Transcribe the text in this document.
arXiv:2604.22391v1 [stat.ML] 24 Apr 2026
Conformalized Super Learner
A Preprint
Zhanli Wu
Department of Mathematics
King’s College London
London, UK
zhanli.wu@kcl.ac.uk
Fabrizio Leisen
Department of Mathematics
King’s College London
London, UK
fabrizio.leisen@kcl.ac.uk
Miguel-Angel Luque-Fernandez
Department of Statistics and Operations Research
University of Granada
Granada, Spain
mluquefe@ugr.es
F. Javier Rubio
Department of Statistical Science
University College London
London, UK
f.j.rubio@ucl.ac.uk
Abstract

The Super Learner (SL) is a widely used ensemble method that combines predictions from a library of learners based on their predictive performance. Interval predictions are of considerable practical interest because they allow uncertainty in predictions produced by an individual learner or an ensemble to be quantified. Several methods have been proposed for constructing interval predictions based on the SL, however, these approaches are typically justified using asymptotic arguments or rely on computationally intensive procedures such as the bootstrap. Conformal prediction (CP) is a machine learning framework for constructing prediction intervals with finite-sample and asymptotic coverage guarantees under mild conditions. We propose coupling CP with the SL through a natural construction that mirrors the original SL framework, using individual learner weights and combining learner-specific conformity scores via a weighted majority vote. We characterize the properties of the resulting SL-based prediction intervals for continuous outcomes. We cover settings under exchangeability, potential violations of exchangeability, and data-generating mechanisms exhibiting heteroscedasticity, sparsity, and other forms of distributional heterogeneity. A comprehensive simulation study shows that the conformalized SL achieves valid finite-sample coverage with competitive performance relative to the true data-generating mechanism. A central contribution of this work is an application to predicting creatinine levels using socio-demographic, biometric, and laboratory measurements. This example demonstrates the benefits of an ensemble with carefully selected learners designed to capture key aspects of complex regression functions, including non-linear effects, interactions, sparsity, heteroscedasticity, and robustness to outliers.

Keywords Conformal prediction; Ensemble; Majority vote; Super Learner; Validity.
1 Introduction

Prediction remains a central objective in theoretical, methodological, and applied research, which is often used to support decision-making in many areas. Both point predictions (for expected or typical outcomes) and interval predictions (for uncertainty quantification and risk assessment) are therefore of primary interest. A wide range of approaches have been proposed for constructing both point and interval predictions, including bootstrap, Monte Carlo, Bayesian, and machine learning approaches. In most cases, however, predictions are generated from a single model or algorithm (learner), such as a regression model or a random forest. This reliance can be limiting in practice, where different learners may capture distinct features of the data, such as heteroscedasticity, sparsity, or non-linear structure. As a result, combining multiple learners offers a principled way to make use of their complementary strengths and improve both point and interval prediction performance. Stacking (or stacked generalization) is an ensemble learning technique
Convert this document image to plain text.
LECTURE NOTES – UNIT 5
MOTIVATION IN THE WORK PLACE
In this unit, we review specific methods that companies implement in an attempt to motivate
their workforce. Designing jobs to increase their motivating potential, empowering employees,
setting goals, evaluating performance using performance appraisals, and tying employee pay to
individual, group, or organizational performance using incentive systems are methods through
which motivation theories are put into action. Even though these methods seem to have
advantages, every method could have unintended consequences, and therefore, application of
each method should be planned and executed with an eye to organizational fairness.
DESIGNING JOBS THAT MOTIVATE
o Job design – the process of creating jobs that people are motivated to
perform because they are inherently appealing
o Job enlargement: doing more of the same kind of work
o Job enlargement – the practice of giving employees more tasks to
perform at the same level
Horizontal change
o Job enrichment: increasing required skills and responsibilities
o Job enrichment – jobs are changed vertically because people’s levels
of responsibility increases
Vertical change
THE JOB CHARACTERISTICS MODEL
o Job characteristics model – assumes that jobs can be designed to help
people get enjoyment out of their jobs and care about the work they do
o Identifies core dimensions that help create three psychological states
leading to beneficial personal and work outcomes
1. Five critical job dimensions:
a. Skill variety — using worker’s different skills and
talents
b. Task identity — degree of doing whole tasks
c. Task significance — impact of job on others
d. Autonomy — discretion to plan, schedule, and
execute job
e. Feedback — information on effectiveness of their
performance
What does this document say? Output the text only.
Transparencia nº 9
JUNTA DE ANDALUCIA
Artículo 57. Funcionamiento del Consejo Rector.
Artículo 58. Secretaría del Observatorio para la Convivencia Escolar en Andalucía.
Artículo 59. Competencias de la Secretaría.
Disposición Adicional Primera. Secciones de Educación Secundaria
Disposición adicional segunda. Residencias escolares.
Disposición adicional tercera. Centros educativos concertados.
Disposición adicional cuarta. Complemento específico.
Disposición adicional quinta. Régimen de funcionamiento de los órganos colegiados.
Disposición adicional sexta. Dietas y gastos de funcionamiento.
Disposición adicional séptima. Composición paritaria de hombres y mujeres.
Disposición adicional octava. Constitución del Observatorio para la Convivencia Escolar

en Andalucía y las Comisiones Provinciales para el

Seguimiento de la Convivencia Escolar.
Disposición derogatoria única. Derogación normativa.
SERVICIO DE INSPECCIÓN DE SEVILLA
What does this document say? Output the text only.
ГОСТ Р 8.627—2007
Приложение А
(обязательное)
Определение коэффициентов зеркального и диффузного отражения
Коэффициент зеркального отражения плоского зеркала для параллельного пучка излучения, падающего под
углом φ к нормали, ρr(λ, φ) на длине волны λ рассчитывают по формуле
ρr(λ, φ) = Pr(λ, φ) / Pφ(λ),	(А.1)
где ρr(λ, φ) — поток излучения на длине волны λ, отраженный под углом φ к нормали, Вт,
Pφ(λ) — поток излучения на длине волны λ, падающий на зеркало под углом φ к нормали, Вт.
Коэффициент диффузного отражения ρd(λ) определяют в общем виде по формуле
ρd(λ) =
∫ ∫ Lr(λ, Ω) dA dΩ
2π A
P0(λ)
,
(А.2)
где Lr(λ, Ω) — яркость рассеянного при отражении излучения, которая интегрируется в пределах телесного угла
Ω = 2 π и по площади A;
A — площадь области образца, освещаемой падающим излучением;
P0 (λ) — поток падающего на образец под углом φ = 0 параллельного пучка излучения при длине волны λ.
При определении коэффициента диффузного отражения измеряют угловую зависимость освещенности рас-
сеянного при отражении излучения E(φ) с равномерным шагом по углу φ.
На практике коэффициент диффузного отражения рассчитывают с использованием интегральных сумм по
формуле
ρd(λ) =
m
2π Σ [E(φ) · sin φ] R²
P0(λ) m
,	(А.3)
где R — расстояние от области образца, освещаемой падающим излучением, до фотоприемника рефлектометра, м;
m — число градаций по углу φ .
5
___
Return all of the entries word for word.

Transcribe the text in this document.
arXiv:2604.22391v1 [stat.ML] 24 Apr 2026
Conformalized Super Learner
A Preprint
Zhanli Wu
Department of Mathematics
King’s College London
London, UK
zhanli.wu@kcl.ac.uk
Fabrizio Leisen
Department of Mathematics
King’s College London
London, UK
fabrizio.leisen@kcl.ac.uk
Miguel-Angel Luque-Fernandez
Department of Statistics and Operations Research
University of Granada
Granada, Spain
mluquefe@ugr.es
F. Javier Rubio
Department of Statistical Science
University College London
London, UK
f.j.rubio@ucl.ac.uk
Abstract

The Super Learner (SL) is a widely used ensemble method that combines predictions from a library of learners based on their predictive performance. Interval predictions are of considerable practical interest because they allow uncertainty in predictions produced by an individual learner or an ensemble to be quantified. Several methods have been proposed for constructing interval predictions based on the SL, however, these approaches are typically justified using asymptotic arguments or rely on computationally intensive procedures such as the bootstrap. Conformal prediction (CP) is a machine learning framework for constructing prediction intervals with finite-sample and asymptotic coverage guarantees under mild conditions. We propose coupling CP with the SL through a natural construction that mirrors the original SL framework, using individual learner weights and combining learner-specific conformity scores via a weighted majority vote. We characterize the properties of the resulting SL-based prediction intervals for continuous outcomes. We cover settings under exchangeability, potential violations of exchangeability, and data-generating mechanisms exhibiting heteroscedasticity, sparsity, and other forms of distributional heterogeneity. A comprehensive simulation study shows that the conformalized SL achieves valid finite-sample coverage with competitive performance relative to the true data-generating mechanism. A central contribution of this work is an application to predicting creatinine levels using socio-demographic, biometric, and laboratory measurements. This example demonstrates the benefits of an ensemble with carefully selected learners designed to capture key aspects of complex regression functions, including non-linear effects, interactions, sparsity, heteroscedasticity, and robustness to outliers.

Keywords Conformal prediction; Ensemble; Majority vote; Super Learner; Validity.
1 Introduction

Prediction remains a central objective in theoretical, methodological, and applied research, which is often used to support decision-making in many areas. Both point predictions (for expected or typical outcomes) and interval predictions (for uncertainty quantification and risk assessment) are therefore of primary interest. A wide range of approaches have been proposed for constructing both point and interval predictions, including bootstrap, Monte Carlo, Bayesian, and machine learning approaches. In most cases, however, predictions are generated from a single model or algorithm (learner), such as a regression model or a random forest. This reliance can be limiting in practice, where different learners may capture distinct features of the data, such as heteroscedasticity, sparsity, or non-linear structure. As a result, combining multiple learners offers a principled way to make use of their complementary strengths and improve both point and interval prediction performance. Stacking (or stacked generalization) is an ensemble learning technique
Convert this document image to plain text.
LECTURE NOTES – UNIT 5
MOTIVATION IN THE WORK PLACE
In this unit, we review specific methods that companies implement in an attempt to motivate
their workforce. Designing jobs to increase their motivating potential, empowering employees,
setting goals, evaluating performance using performance appraisals, and tying employee pay to
individual, group, or organizational performance using incentive systems are methods through
which motivation theories are put into action. Even though these methods seem to have
advantages, every method could have unintended consequences, and therefore, application of
each method should be planned and executed with an eye to organizational fairness.
DESIGNING JOBS THAT MOTIVATE
o Job design – the process of creating jobs that people are motivated to
perform because they are inherently appealing
o Job enlargement: doing more of the same kind of work
o Job enlargement – the practice of giving employees more tasks to
perform at the same level
Horizontal change
o Job enrichment: increasing required skills and responsibilities
o Job enrichment – jobs are changed vertically because people’s levels
of responsibility increases
Vertical change
THE JOB CHARACTERISTICS MODEL
o Job characteristics model – assumes that jobs can be designed to help
people get enjoyment out of their jobs and care about the work they do
o Identifies core dimensions that help create three psychological states
leading to beneficial personal and work outcomes
1. Five critical job dimensions:
a. Skill variety — using worker’s different skills and
talents
b. Task identity — degree of doing whole tasks
c. Task significance — impact of job on others
d. Autonomy — discretion to plan, schedule, and
execute job
e. Feedback — information on effectiveness of their
performance
What does this document say? Output the text only.
Transparencia nº 9
JUNTA DE ANDALUCIA
Artículo 57. Funcionamiento del Consejo Rector.
Artículo 58. Secretaría del Observatorio para la Convivencia Escolar en Andalucía.
Artículo 59. Competencias de la Secretaría.
Disposición Adicional Primera. Secciones de Educación Secundaria
Disposición adicional segunda. Residencias escolares.
Disposición adicional tercera. Centros educativos concertados.
Disposición adicional cuarta. Complemento específico.
Disposición adicional quinta. Régimen de funcionamiento de los órganos colegiados.
Disposición adicional sexta. Dietas y gastos de funcionamiento.
Disposición adicional séptima. Composición paritaria de hombres y mujeres.
Disposición adicional octava. Constitución del Observatorio para la Convivencia Escolar

en Andalucía y las Comisiones Provinciales para el

Seguimiento de la Convivencia Escolar.
Disposición derogatoria única. Derogación normativa.
SERVICIO DE INSPECCIÓN DE SEVILLA
What does this document say? Output the text only.
ГОСТ Р 8.627—2007
Приложение А
(обязательное)
Определение коэффициентов зеркального и диффузного отражения
Коэффициент зеркального отражения плоского зеркала для параллельного пучка излучения, падающего под
углом φ к нормали, ρr(λ, φ) на длине волны λ рассчитывают по формуле
ρr(λ, φ) = Pr(λ, φ) / Pφ(λ),	(А.1)
где ρr(λ, φ) — поток излучения на длине волны λ, отраженный под углом φ к нормали, Вт,
Pφ(λ) — поток излучения на длине волны λ, падающий на зеркало под углом φ к нормали, Вт.
Коэффициент диффузного отражения ρd(λ) определяют в общем виде по формуле
ρd(λ) =
∫ ∫ Lr(λ, Ω) dA dΩ
2π A
P0(λ)
,
(А.2)
где Lr(λ, Ω) — яркость рассеянного при отражении излучения, которая интегрируется в пределах телесного угла
Ω = 2 π и по площади A;
A — площадь области образца, освещаемой падающим излучением;
P0 (λ) — поток падающего на образец под углом φ = 0 параллельного пучка излучения при длине волны λ.
При определении коэффициента диффузного отражения измеряют угловую зависимость освещенности рас-
сеянного при отражении излучения E(φ) с равномерным шагом по углу φ.
На практике коэффициент диффузного отражения рассчитывают с использованием интегральных сумм по
формуле
ρd(λ) =
m
2π Σ [E(φ) · sin φ] R²
P0(λ) m
,	(А.3)
где R — расстояние от области образца, освещаемой падающим излучением, до фотоприемника рефлектометра, м;
m — число градаций по углу φ .
5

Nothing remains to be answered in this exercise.